- [What this task involves]
Using the listing below, select the lines with the word "工作安排" and copy them.

- [Data entries]
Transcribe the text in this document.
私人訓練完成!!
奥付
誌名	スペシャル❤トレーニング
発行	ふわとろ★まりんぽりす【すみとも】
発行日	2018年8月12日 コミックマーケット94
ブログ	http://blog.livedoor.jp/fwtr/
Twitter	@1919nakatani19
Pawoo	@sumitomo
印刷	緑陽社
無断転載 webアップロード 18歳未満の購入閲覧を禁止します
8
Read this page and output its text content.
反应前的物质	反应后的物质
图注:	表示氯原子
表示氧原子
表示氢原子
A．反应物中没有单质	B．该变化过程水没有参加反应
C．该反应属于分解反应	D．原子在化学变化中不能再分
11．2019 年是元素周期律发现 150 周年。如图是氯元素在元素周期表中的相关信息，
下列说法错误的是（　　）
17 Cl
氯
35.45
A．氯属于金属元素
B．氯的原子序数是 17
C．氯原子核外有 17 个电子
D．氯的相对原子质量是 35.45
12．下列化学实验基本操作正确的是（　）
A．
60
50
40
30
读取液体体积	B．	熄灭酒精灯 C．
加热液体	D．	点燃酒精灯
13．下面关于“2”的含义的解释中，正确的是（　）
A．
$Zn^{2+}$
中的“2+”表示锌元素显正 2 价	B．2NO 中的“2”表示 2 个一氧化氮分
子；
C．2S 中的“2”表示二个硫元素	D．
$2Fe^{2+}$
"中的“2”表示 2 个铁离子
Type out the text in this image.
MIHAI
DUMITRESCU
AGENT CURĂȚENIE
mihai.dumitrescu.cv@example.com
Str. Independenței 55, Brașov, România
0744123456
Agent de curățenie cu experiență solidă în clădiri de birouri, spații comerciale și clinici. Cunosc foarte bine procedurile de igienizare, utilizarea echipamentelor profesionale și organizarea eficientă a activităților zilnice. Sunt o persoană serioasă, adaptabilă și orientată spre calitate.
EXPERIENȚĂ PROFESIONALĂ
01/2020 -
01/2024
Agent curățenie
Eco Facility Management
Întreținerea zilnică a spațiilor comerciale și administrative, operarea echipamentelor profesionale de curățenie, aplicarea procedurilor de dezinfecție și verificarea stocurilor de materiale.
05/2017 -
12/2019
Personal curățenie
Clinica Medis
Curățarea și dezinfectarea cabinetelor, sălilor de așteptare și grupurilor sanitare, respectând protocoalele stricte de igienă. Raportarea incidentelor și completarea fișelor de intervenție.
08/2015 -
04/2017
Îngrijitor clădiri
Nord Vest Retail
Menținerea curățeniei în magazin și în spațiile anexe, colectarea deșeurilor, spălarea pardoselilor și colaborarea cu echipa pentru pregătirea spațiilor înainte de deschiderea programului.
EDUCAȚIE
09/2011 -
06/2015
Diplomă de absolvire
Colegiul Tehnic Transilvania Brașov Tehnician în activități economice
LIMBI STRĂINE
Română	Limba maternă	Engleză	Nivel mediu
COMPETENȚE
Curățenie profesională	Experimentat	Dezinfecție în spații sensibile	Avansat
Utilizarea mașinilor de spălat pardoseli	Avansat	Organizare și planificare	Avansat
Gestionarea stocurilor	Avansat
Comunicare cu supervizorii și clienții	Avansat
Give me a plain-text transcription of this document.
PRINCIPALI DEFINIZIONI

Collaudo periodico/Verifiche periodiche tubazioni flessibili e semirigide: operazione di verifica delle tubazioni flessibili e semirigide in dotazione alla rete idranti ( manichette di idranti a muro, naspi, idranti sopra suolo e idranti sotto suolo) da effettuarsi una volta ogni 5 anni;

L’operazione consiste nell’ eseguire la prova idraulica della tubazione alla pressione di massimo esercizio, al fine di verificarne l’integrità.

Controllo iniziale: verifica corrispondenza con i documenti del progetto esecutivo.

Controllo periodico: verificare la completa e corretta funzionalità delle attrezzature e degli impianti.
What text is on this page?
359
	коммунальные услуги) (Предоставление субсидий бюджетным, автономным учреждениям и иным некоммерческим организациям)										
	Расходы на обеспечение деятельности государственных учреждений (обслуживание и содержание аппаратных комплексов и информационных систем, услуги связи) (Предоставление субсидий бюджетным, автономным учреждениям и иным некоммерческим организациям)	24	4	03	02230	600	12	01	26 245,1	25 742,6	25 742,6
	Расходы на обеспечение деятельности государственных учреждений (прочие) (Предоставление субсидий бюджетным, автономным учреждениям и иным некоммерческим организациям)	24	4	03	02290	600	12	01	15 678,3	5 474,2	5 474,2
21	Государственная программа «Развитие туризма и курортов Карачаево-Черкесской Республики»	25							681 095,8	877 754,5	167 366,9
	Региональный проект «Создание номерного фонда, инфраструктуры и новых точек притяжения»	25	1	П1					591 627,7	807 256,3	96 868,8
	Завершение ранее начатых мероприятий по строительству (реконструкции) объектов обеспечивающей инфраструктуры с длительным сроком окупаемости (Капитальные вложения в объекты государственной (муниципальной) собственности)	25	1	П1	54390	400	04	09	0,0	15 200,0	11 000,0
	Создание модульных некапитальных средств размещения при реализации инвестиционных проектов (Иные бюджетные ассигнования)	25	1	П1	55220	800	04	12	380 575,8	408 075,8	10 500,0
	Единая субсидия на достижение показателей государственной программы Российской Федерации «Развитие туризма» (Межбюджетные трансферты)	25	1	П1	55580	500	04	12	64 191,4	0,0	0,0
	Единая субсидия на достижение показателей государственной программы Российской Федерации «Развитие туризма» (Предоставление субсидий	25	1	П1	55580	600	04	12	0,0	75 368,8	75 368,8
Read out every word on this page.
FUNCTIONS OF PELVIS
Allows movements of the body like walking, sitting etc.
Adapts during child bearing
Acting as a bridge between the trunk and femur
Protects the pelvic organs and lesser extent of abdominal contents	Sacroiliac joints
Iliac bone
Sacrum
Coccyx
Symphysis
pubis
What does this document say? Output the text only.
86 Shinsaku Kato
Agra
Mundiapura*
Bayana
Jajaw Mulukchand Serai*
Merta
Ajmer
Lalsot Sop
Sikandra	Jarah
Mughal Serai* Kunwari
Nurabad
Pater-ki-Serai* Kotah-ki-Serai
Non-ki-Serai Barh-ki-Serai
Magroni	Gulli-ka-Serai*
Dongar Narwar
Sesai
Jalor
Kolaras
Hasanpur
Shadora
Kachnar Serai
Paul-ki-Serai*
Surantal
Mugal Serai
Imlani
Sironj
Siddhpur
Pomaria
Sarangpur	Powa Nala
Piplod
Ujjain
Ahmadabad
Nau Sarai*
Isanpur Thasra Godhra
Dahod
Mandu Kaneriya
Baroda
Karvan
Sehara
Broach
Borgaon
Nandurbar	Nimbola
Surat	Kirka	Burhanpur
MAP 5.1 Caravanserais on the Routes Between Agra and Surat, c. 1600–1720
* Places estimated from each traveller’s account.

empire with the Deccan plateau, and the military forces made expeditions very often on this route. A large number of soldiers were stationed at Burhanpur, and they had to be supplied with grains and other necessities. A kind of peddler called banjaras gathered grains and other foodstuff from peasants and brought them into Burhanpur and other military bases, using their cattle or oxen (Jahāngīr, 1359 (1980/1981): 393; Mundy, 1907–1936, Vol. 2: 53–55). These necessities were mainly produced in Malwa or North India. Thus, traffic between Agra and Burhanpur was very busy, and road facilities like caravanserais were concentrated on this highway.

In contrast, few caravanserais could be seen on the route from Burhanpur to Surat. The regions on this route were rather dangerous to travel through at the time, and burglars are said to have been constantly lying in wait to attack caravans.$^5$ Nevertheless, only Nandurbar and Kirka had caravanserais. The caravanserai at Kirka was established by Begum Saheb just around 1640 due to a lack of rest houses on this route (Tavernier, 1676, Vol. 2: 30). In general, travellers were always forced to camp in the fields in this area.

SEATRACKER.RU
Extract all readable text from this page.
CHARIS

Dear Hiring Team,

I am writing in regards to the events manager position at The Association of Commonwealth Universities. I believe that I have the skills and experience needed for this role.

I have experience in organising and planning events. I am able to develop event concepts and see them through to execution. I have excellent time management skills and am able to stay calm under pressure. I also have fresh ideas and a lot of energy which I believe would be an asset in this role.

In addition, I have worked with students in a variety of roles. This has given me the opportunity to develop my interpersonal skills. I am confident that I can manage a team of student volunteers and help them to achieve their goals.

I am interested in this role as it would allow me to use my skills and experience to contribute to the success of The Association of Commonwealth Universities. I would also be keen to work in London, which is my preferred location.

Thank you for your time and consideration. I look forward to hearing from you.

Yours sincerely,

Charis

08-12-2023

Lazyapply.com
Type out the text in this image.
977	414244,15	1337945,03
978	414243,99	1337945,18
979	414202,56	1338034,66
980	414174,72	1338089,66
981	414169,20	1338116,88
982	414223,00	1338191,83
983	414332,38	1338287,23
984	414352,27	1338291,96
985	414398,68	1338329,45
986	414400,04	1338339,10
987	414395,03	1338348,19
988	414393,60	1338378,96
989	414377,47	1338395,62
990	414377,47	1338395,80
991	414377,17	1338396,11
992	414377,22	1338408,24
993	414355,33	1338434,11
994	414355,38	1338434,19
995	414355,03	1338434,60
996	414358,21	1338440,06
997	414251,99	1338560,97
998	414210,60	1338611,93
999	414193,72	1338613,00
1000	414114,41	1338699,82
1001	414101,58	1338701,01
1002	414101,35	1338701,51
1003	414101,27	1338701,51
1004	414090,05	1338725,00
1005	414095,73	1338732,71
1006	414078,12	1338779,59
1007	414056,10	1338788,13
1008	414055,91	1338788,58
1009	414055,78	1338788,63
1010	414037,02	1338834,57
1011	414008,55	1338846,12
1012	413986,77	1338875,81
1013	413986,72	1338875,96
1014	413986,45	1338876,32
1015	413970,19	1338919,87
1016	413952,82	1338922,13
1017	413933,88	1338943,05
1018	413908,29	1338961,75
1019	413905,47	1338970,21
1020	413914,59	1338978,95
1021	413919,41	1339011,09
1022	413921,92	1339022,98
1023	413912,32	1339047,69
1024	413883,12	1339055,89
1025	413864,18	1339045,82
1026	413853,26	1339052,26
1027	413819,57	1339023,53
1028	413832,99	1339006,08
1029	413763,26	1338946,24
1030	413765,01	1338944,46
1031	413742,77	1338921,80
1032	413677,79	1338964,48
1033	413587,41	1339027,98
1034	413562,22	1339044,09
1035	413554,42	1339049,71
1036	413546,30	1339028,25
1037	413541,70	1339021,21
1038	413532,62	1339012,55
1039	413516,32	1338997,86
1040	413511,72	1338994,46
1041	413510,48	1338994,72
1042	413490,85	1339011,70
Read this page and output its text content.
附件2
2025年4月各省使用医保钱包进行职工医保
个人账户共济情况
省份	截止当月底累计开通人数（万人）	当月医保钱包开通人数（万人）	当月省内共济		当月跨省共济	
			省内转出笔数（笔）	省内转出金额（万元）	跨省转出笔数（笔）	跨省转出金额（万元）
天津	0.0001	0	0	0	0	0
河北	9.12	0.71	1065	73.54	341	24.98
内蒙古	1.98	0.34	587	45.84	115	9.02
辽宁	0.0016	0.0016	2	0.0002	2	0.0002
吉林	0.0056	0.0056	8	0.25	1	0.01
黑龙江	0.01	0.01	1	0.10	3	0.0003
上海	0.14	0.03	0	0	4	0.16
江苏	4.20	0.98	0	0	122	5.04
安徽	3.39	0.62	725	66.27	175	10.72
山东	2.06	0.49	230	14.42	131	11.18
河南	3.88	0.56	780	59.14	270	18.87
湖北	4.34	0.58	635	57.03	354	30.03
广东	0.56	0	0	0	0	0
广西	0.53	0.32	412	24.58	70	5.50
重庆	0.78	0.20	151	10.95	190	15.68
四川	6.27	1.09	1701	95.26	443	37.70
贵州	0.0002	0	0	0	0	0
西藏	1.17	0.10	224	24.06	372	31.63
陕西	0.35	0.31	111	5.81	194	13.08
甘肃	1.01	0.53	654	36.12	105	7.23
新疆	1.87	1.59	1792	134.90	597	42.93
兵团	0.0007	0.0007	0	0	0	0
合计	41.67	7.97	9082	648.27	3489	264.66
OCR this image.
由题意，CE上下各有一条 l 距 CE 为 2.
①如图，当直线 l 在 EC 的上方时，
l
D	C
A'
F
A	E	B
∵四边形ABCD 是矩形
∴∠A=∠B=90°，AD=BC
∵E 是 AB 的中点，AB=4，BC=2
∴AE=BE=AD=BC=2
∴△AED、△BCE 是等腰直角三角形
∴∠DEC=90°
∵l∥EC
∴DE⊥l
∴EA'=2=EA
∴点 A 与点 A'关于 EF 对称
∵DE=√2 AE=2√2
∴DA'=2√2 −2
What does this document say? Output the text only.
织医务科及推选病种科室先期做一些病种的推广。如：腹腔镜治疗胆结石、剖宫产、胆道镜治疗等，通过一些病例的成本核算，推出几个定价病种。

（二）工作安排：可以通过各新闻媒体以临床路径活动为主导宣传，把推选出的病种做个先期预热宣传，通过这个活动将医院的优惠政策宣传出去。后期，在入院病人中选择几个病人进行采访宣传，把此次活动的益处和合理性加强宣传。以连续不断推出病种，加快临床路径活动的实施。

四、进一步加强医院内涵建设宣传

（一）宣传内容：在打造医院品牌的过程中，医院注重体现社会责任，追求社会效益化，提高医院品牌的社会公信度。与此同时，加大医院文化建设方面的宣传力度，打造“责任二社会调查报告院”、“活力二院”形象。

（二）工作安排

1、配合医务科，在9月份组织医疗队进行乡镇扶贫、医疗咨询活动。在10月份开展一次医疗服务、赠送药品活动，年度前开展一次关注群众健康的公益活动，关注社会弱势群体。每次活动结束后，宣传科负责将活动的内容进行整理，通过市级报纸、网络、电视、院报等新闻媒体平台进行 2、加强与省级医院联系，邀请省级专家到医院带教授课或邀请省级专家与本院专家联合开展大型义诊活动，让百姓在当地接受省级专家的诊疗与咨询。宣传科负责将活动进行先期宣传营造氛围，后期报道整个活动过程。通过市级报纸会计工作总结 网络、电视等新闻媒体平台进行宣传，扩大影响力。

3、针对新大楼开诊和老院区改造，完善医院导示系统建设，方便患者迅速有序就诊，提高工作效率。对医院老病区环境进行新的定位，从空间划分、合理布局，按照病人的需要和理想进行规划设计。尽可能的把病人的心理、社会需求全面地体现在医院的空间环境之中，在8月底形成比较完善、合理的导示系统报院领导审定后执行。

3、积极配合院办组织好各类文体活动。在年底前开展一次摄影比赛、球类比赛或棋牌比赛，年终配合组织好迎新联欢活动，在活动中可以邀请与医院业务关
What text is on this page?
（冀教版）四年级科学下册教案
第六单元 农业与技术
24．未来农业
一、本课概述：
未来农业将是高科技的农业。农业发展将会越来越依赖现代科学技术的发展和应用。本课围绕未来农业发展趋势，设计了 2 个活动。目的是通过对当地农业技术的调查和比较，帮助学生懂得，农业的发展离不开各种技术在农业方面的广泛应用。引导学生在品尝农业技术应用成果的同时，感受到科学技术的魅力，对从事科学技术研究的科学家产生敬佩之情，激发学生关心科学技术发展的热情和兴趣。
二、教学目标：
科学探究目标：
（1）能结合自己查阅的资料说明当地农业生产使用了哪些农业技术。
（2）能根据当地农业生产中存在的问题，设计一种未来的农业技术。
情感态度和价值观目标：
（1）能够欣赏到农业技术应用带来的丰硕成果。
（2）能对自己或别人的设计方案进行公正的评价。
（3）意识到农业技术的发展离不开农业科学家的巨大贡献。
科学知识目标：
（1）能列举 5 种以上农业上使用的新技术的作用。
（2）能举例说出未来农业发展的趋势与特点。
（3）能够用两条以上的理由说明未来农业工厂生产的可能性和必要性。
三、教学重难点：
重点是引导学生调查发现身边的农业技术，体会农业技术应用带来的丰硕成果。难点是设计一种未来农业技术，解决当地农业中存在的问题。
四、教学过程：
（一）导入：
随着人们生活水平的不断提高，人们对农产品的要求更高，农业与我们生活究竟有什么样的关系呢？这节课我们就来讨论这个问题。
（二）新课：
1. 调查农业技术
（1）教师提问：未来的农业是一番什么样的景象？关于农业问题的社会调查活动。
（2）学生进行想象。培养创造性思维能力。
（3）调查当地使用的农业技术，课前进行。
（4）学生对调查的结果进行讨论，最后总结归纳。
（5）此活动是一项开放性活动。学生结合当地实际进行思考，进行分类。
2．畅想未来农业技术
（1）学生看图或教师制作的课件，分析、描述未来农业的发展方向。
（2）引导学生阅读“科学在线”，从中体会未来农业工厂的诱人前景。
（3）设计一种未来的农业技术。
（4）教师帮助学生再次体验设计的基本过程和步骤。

- [Answer to the exercise]
（二）工作安排：可以通过各新闻媒体以临床路径活动为主导宣传，把推选出的病种做个先期预热宣传，通过这个活动将医院的优惠政策宣传出去。后期，在入院病人中选择几个病人进行采访宣传，把此次活动的益处和合理性加强宣传。以连续不断推出病种，加快临床路径活动的实施。
（二）工作安排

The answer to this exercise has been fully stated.